Exercise. Exactly as written, quote every line that follows, skipping the images.

Records provided.
====

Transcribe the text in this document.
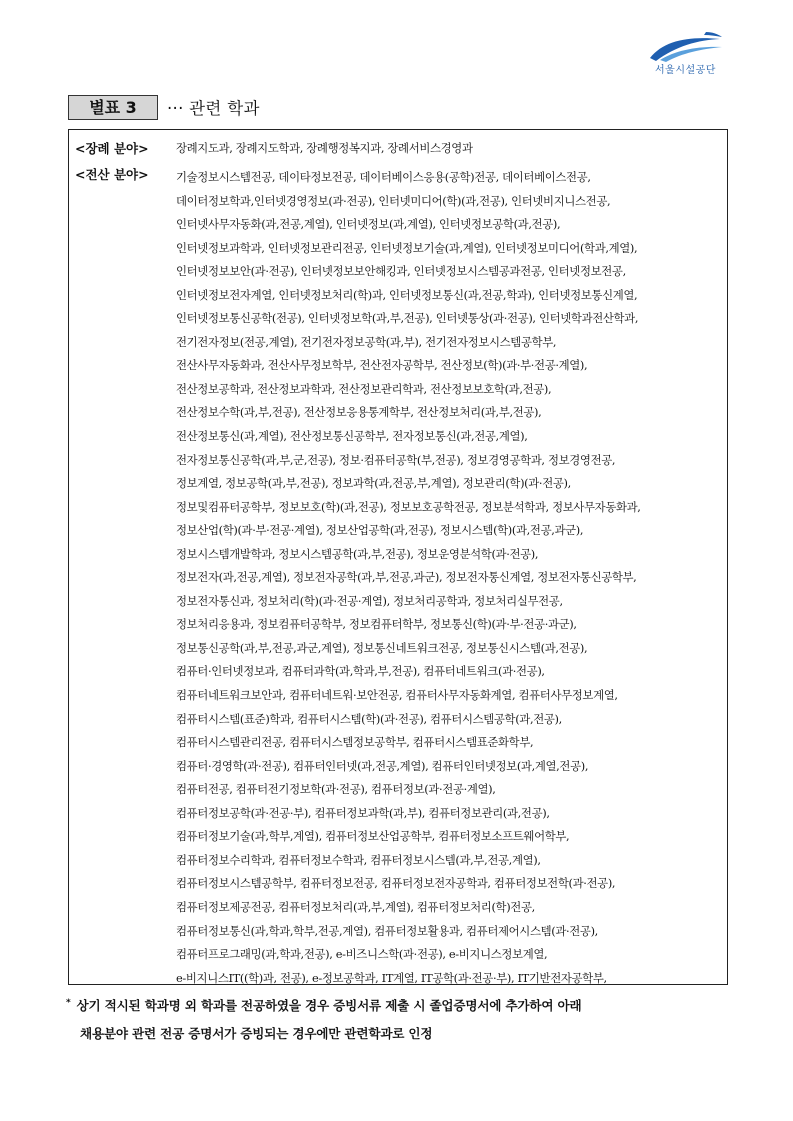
서울시설공단
별표 3	··· 관련 학과
<장례 분야> 장례지도과, 장례지도학과, 장례행정복지과, 장례서비스경영과
<전산 분야> 기술정보시스템전공, 데이타정보전공, 데이터베이스응용(공학)전공, 데이터베이스전공,
데이터정보학과,인터넷경영정보(과·전공), 인터넷미디어(학)(과,전공), 인터넷비지니스전공,
인터넷사무자동화(과,전공,계열), 인터넷정보(과,계열), 인터넷정보공학(과,전공),
인터넷정보과학과, 인터넷정보관리전공, 인터넷정보기술(과,계열), 인터넷정보미디어(학과,계열),
인터넷정보보안(과·전공), 인터넷정보보안해킹과, 인터넷정보시스템공과전공, 인터넷정보전공,
인터넷정보전자계열, 인터넷정보처리(학)과, 인터넷정보통신(과,전공,학과), 인터넷정보통신계열,
인터넷정보통신공학(전공), 인터넷정보학(과,부,전공), 인터넷통상(과·전공), 인터넷학과전산학과,
전기전자정보(전공,계열), 전기전자정보공학(과,부), 전기전자정보시스템공학부,
전산사무자동화과, 전산사무정보학부, 전산전자공학부, 전산정보(학)(과·부·전공·계열),
전산정보공학과, 전산정보과학과, 전산정보관리학과, 전산정보보호학(과,전공),
전산정보수학(과,부,전공), 전산정보응용통계학부, 전산정보처리(과,부,전공),
전산정보통신(과,계열), 전산정보통신공학부, 전자정보통신(과,전공,계열),
전자정보통신공학(과,부,군,전공), 정보·컴퓨터공학(부,전공), 정보경영공학과, 정보경영전공,
정보계열, 정보공학(과,부,전공), 정보과학(과,전공,부,계열), 정보관리(학)(과·전공),
정보및컴퓨터공학부, 정보보호(학)(과,전공), 정보보호공학전공, 정보분석학과, 정보사무자동화과,
정보산업(학)(과·부·전공·계열), 정보산업공학(과,전공), 정보시스템(학)(과,전공,과군),
정보시스템개발학과, 정보시스템공학(과,부,전공), 정보운영분석학(과·전공),
정보전자(과,전공,계열), 정보전자공학(과,부,전공,과군), 정보전자통신계열, 정보전자통신공학부,
정보전자통신과, 정보처리(학)(과·전공·계열), 정보처리공학과, 정보처리실무전공,
정보처리응용과, 정보컴퓨터공학부, 정보컴퓨터학부, 정보통신(학)(과·부·전공·과군),
정보통신공학(과,부,전공,과군,계열), 정보통신네트워크전공, 정보통신시스템(과,전공),
컴퓨터·인터넷정보과, 컴퓨터과학(과,학과,부,전공), 컴퓨터네트워크(과·전공),
컴퓨터네트워크보안과, 컴퓨터네트워·보안전공, 컴퓨터사무자동화계열, 컴퓨터사무정보계열,
컴퓨터시스템(표준)학과, 컴퓨터시스템(학)(과·전공), 컴퓨터시스템공학(과,전공),
컴퓨터시스템관리전공, 컴퓨터시스템정보공학부, 컴퓨터시스템표준화학부,
컴퓨터·경영학(과·전공), 컴퓨터인터넷(과,전공,계열), 컴퓨터인터넷정보(과,계열,전공),
컴퓨터전공, 컴퓨터전기정보학(과·전공), 컴퓨터정보(과·전공·계열),
컴퓨터정보공학(과·전공·부), 컴퓨터정보과학(과,부), 컴퓨터정보관리(과,전공),
컴퓨터정보기술(과,학부,계열), 컴퓨터정보산업공학부, 컴퓨터정보소프트웨어학부,
컴퓨터정보수리학과, 컴퓨터정보수학과, 컴퓨터정보시스템(과,부,전공,계열),
컴퓨터정보시스템공학부, 컴퓨터정보전공, 컴퓨터정보전자공학과, 컴퓨터정보전학(과·전공),
컴퓨터정보제공전공, 컴퓨터정보처리(과,부,계열), 컴퓨터정보처리(학)전공,
컴퓨터정보통신(과,학과,학부,전공,계열), 컴퓨터정보활용과, 컴퓨터제어시스템(과·전공),
컴퓨터프로그래밍(과,학과,전공), e-비즈니스학(과·전공), e-비지니스정보계열,
e-비지니스IT((학)과, 전공), e-정보공학과, IT계열, IT공학(과·전공·부), IT기반전자공학부,
* 상기 적시된 학과명 외 학과를 전공하였을 경우 증빙서류 제출 시 졸업증명서에 추가하여 아래
채용분야 관련 전공 증명서가 증빙되는 경우에만 관련학과로 인정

====

Response to this exercise.
Transcribe the text in this document.
서울시설공단
별표 3	··· 관련 학과
<장례 분야> 장례지도과, 장례지도학과, 장례행정복지과, 장례서비스경영과
<전산 분야> 기술정보시스템전공, 데이타정보전공, 데이터베이스응용(공학)전공, 데이터베이스전공,
데이터정보학과,인터넷경영정보(과·전공), 인터넷미디어(학)(과,전공), 인터넷비지니스전공,
인터넷사무자동화(과,전공,계열), 인터넷정보(과,계열), 인터넷정보공학(과,전공),
인터넷정보과학과, 인터넷정보관리전공, 인터넷정보기술(과,계열), 인터넷정보미디어(학과,계열),
인터넷정보보안(과·전공), 인터넷정보보안해킹과, 인터넷정보시스템공과전공, 인터넷정보전공,
인터넷정보전자계열, 인터넷정보처리(학)과, 인터넷정보통신(과,전공,학과), 인터넷정보통신계열,
인터넷정보통신공학(전공), 인터넷정보학(과,부,전공), 인터넷통상(과·전공), 인터넷학과전산학과,
전기전자정보(전공,계열), 전기전자정보공학(과,부), 전기전자정보시스템공학부,
전산사무자동화과, 전산사무정보학부, 전산전자공학부, 전산정보(학)(과·부·전공·계열),
전산정보공학과, 전산정보과학과, 전산정보관리학과, 전산정보보호학(과,전공),
전산정보수학(과,부,전공), 전산정보응용통계학부, 전산정보처리(과,부,전공),
전산정보통신(과,계열), 전산정보통신공학부, 전자정보통신(과,전공,계열),
전자정보통신공학(과,부,군,전공), 정보·컴퓨터공학(부,전공), 정보경영공학과, 정보경영전공,
정보계열, 정보공학(과,부,전공), 정보과학(과,전공,부,계열), 정보관리(학)(과·전공),
정보및컴퓨터공학부, 정보보호(학)(과,전공), 정보보호공학전공, 정보분석학과, 정보사무자동화과,
정보산업(학)(과·부·전공·계열), 정보산업공학(과,전공), 정보시스템(학)(과,전공,과군),
정보시스템개발학과, 정보시스템공학(과,부,전공), 정보운영분석학(과·전공),
정보전자(과,전공,계열), 정보전자공학(과,부,전공,과군), 정보전자통신계열, 정보전자통신공학부,
정보전자통신과, 정보처리(학)(과·전공·계열), 정보처리공학과, 정보처리실무전공,
정보처리응용과, 정보컴퓨터공학부, 정보컴퓨터학부, 정보통신(학)(과·부·전공·과군),
정보통신공학(과,부,전공,과군,계열), 정보통신네트워크전공, 정보통신시스템(과,전공),
컴퓨터·인터넷정보과, 컴퓨터과학(과,학과,부,전공), 컴퓨터네트워크(과·전공),
컴퓨터네트워크보안과, 컴퓨터네트워·보안전공, 컴퓨터사무자동화계열, 컴퓨터사무정보계열,
컴퓨터시스템(표준)학과, 컴퓨터시스템(학)(과·전공), 컴퓨터시스템공학(과,전공),
컴퓨터시스템관리전공, 컴퓨터시스템정보공학부, 컴퓨터시스템표준화학부,
컴퓨터·경영학(과·전공), 컴퓨터인터넷(과,전공,계열), 컴퓨터인터넷정보(과,계열,전공),
컴퓨터전공, 컴퓨터전기정보학(과·전공), 컴퓨터정보(과·전공·계열),
컴퓨터정보공학(과·전공·부), 컴퓨터정보과학(과,부), 컴퓨터정보관리(과,전공),
컴퓨터정보기술(과,학부,계열), 컴퓨터정보산업공학부, 컴퓨터정보소프트웨어학부,
컴퓨터정보수리학과, 컴퓨터정보수학과, 컴퓨터정보시스템(과,부,전공,계열),
컴퓨터정보시스템공학부, 컴퓨터정보전공, 컴퓨터정보전자공학과, 컴퓨터정보전학(과·전공),
컴퓨터정보제공전공, 컴퓨터정보처리(과,부,계열), 컴퓨터정보처리(학)전공,
컴퓨터정보통신(과,학과,학부,전공,계열), 컴퓨터정보활용과, 컴퓨터제어시스템(과·전공),
컴퓨터프로그래밍(과,학과,전공), e-비즈니스학(과·전공), e-비지니스정보계열,
e-비지니스IT((학)과, 전공), e-정보공학과, IT계열, IT공학(과·전공·부), IT기반전자공학부,
* 상기 적시된 학과명 외 학과를 전공하였을 경우 증빙서류 제출 시 졸업증명서에 추가하여 아래
채용분야 관련 전공 증명서가 증빙되는 경우에만 관련학과로 인정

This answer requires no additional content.